◆ What the task asks
Examine the material below. Gather every line in which the string "shaped" appears.

Dataset entries on figures
** begin **

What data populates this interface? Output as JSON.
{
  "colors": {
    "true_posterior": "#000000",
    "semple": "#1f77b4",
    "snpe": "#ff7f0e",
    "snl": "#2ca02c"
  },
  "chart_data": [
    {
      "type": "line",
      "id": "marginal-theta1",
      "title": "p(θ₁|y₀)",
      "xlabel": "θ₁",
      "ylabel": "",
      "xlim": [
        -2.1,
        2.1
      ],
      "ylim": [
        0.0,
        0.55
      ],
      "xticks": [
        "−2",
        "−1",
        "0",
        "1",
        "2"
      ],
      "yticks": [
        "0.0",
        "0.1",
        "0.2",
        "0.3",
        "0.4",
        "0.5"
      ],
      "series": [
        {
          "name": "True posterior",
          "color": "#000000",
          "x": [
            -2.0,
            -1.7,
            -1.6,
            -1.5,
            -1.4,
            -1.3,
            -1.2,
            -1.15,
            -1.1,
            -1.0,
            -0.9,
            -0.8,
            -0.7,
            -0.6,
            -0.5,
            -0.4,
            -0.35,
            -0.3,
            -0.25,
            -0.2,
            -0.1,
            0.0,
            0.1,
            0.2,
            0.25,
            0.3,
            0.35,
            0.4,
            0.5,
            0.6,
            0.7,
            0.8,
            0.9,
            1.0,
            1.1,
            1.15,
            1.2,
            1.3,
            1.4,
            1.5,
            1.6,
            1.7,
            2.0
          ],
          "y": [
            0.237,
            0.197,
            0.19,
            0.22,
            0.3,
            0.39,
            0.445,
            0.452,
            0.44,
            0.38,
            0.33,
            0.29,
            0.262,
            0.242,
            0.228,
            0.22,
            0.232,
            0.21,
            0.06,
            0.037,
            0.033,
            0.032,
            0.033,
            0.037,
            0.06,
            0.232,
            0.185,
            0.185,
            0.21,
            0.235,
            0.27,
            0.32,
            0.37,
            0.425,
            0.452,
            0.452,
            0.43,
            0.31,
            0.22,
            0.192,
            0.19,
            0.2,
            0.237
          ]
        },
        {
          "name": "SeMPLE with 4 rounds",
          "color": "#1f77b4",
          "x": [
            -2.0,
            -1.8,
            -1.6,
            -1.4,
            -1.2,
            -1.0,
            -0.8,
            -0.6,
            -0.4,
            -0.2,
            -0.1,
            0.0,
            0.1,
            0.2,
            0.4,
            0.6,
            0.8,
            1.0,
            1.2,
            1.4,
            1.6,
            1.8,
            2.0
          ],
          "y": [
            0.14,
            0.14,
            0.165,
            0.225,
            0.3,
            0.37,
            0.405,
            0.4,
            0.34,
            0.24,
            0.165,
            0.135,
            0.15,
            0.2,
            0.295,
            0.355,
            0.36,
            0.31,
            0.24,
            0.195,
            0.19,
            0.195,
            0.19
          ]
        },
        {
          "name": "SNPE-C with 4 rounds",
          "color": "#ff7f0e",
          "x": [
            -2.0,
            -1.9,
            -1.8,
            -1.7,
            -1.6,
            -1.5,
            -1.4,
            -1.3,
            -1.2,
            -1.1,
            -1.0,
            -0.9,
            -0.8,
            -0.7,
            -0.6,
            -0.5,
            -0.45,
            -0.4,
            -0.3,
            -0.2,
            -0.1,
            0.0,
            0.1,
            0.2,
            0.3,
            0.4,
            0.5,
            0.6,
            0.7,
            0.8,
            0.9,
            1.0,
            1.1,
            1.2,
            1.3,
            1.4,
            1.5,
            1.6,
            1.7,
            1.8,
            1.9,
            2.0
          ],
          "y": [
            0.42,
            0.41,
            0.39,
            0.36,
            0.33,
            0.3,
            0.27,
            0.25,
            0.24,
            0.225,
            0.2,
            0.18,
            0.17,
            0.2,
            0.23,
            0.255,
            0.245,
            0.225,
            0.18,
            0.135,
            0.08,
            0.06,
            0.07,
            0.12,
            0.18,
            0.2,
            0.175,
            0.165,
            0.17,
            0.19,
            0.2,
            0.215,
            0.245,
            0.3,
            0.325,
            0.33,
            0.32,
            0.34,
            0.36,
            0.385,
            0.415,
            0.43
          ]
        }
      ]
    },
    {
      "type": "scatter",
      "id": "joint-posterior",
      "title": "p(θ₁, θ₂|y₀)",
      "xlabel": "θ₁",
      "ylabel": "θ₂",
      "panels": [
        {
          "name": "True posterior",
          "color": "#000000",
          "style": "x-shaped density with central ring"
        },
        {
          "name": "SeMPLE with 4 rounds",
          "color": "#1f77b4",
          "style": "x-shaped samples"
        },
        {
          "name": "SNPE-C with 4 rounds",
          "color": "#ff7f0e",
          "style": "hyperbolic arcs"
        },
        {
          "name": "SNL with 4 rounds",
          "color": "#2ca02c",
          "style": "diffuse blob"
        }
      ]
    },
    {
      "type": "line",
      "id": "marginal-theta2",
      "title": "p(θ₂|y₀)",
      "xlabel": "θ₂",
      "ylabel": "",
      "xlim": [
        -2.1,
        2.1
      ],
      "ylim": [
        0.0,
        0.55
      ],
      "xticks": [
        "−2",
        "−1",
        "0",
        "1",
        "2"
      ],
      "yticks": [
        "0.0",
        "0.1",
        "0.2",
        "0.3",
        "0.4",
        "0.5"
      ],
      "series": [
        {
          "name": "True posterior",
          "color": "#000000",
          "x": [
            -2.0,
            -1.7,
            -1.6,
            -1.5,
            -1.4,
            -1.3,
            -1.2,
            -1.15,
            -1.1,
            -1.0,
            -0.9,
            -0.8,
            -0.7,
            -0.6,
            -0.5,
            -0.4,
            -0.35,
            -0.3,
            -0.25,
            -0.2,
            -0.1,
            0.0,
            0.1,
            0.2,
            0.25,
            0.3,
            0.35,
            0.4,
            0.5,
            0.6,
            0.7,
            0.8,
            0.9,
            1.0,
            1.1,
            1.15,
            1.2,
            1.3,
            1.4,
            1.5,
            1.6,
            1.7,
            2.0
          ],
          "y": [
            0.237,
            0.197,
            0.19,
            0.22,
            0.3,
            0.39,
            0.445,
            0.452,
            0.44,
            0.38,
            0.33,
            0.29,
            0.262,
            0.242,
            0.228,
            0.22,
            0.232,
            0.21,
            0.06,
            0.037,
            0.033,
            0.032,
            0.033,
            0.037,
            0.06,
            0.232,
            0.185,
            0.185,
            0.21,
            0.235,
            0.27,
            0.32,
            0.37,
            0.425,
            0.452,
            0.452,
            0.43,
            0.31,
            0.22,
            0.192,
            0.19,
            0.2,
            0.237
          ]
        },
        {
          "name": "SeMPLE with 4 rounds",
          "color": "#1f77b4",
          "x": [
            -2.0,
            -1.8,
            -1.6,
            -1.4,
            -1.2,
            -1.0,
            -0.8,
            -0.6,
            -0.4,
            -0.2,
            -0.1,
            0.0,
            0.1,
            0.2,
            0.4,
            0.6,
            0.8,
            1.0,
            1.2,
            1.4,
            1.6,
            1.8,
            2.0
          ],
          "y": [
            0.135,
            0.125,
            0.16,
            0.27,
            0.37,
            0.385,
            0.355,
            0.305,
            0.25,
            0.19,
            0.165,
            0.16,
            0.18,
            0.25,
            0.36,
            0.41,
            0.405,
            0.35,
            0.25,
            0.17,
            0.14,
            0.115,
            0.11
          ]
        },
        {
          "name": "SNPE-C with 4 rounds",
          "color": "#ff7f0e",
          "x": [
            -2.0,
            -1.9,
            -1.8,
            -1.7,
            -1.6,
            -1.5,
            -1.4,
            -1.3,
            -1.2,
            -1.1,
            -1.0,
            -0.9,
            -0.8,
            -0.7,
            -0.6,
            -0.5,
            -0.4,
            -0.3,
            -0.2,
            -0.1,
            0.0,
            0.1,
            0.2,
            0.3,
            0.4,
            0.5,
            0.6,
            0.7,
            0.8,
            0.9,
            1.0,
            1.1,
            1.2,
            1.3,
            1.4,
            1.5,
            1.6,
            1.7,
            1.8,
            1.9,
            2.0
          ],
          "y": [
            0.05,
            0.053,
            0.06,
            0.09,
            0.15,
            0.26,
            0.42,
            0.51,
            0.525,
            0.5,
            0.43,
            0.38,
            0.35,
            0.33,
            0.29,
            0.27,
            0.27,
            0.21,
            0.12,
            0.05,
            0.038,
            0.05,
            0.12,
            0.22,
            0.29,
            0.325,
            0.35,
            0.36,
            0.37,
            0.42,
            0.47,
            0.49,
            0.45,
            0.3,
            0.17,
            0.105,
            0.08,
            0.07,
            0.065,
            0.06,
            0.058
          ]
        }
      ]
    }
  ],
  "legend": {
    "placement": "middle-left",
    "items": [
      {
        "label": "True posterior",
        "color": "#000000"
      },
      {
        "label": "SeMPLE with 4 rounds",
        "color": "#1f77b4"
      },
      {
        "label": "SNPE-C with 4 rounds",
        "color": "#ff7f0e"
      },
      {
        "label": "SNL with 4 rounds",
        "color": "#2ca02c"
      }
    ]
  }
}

** end **

◆ Answer to this exercise
          "style": "x-shaped density with central ring"
          "style": "x-shaped samples"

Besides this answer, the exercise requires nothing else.